Figure content listings:
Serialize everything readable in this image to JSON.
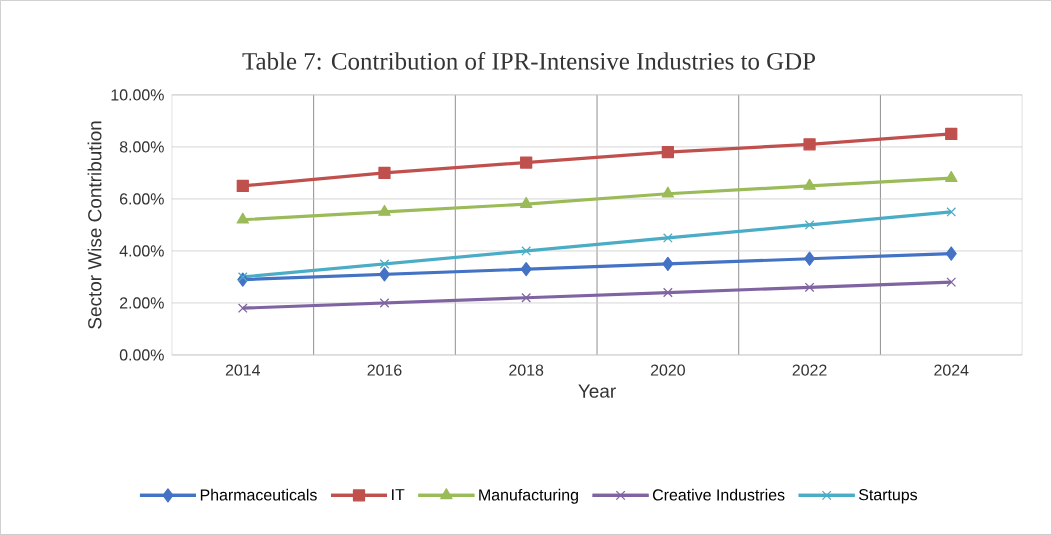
{
  "chart_data": {
    "type": "line",
    "title": "Table 7: Contribution of IPR-Intensive Industries to GDP",
    "xlabel": "Year",
    "ylabel": "Sector Wise Contribution",
    "categories": [
      "2014",
      "2016",
      "2018",
      "2020",
      "2022",
      "2024"
    ],
    "series": [
      {
        "name": "Pharmaceuticals",
        "color": "#4472c4",
        "marker": "diamond",
        "values": [
          2.9,
          3.1,
          3.3,
          3.5,
          3.7,
          3.9
        ]
      },
      {
        "name": "IT",
        "color": "#c0504d",
        "marker": "square",
        "values": [
          6.5,
          7.0,
          7.4,
          7.8,
          8.1,
          8.5
        ]
      },
      {
        "name": "Manufacturing",
        "color": "#9bbb59",
        "marker": "triangle",
        "values": [
          5.2,
          5.5,
          5.8,
          6.2,
          6.5,
          6.8
        ]
      },
      {
        "name": "Creative Industries",
        "color": "#8064a2",
        "marker": "cross",
        "values": [
          1.8,
          2.0,
          2.2,
          2.4,
          2.6,
          2.8
        ]
      },
      {
        "name": "Startups",
        "color": "#4bacc6",
        "marker": "cross",
        "values": [
          3.0,
          3.5,
          4.0,
          4.5,
          5.0,
          5.5
        ]
      }
    ],
    "ylim": [
      0,
      10
    ],
    "yticks": [
      {
        "value": 0,
        "label": "0.00%"
      },
      {
        "value": 2,
        "label": "2.00%"
      },
      {
        "value": 4,
        "label": "4.00%"
      },
      {
        "value": 6,
        "label": "6.00%"
      },
      {
        "value": 8,
        "label": "8.00%"
      },
      {
        "value": 10,
        "label": "10.00%"
      }
    ],
    "grid": true,
    "legend": "bottom"
  }
}
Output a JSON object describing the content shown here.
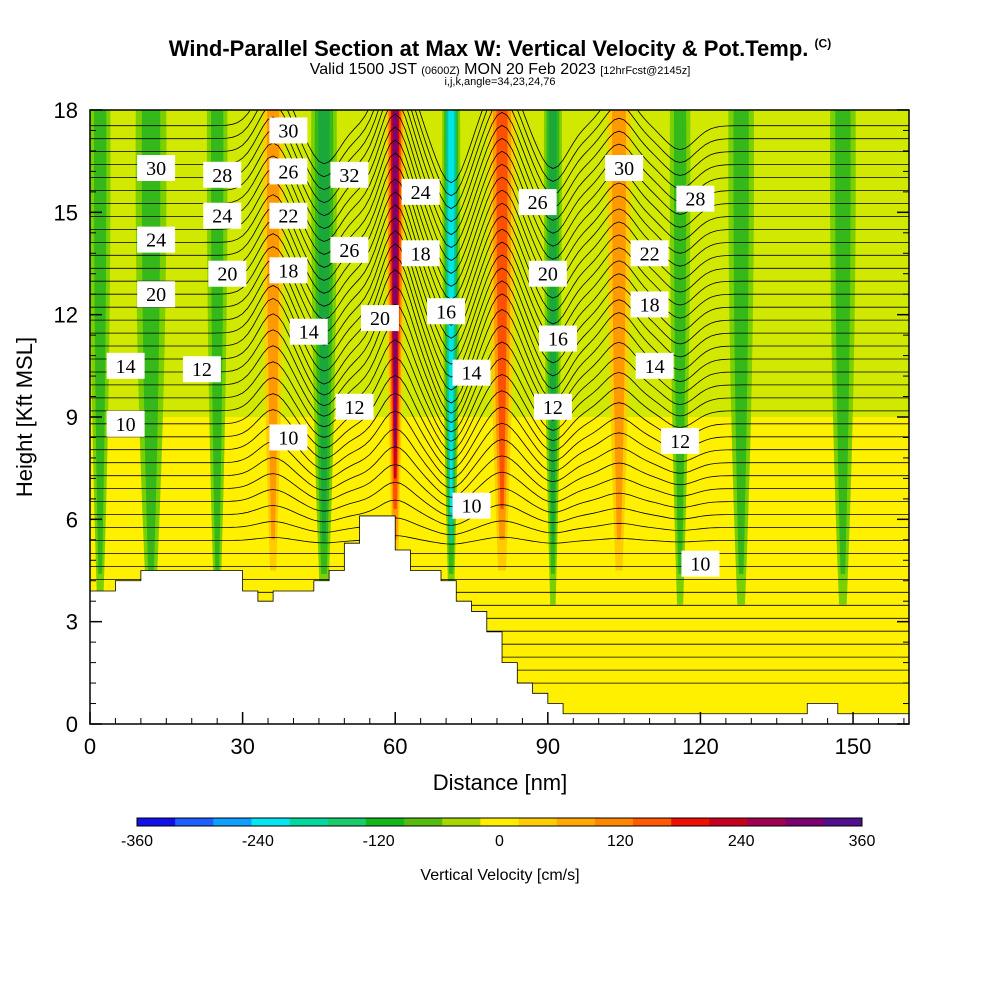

- [SET EXERCISE]: Go through the material above and print all of it exactly, except the pictures.

- [FULL RESPONSE]:
Serialize everything readable in this image to JSON.
{
  "chart_data": {
    "type": "line",
    "title": "Table 7: Contribution of IPR-Intensive Industries to GDP",
    "xlabel": "Year",
    "ylabel": "Sector Wise Contribution",
    "categories": [
      "2014",
      "2016",
      "2018",
      "2020",
      "2022",
      "2024"
    ],
    "series": [
      {
        "name": "Pharmaceuticals",
        "color": "#4472c4",
        "marker": "diamond",
        "values": [
          2.9,
          3.1,
          3.3,
          3.5,
          3.7,
          3.9
        ]
      },
      {
        "name": "IT",
        "color": "#c0504d",
        "marker": "square",
        "values": [
          6.5,
          7.0,
          7.4,
          7.8,
          8.1,
          8.5
        ]
      },
      {
        "name": "Manufacturing",
        "color": "#9bbb59",
        "marker": "triangle",
        "values": [
          5.2,
          5.5,
          5.8,
          6.2,
          6.5,
          6.8
        ]
      },
      {
        "name": "Creative Industries",
        "color": "#8064a2",
        "marker": "cross",
        "values": [
          1.8,
          2.0,
          2.2,
          2.4,
          2.6,
          2.8
        ]
      },
      {
        "name": "Startups",
        "color": "#4bacc6",
        "marker": "cross",
        "values": [
          3.0,
          3.5,
          4.0,
          4.5,
          5.0,
          5.5
        ]
      }
    ],
    "ylim": [
      0,
      10
    ],
    "yticks": [
      {
        "value": 0,
        "label": "0.00%"
      },
      {
        "value": 2,
        "label": "2.00%"
      },
      {
        "value": 4,
        "label": "4.00%"
      },
      {
        "value": 6,
        "label": "6.00%"
      },
      {
        "value": 8,
        "label": "8.00%"
      },
      {
        "value": 10,
        "label": "10.00%"
      }
    ],
    "grid": true,
    "legend": "bottom"
  }
}
Output a JSON object describing the content shown here.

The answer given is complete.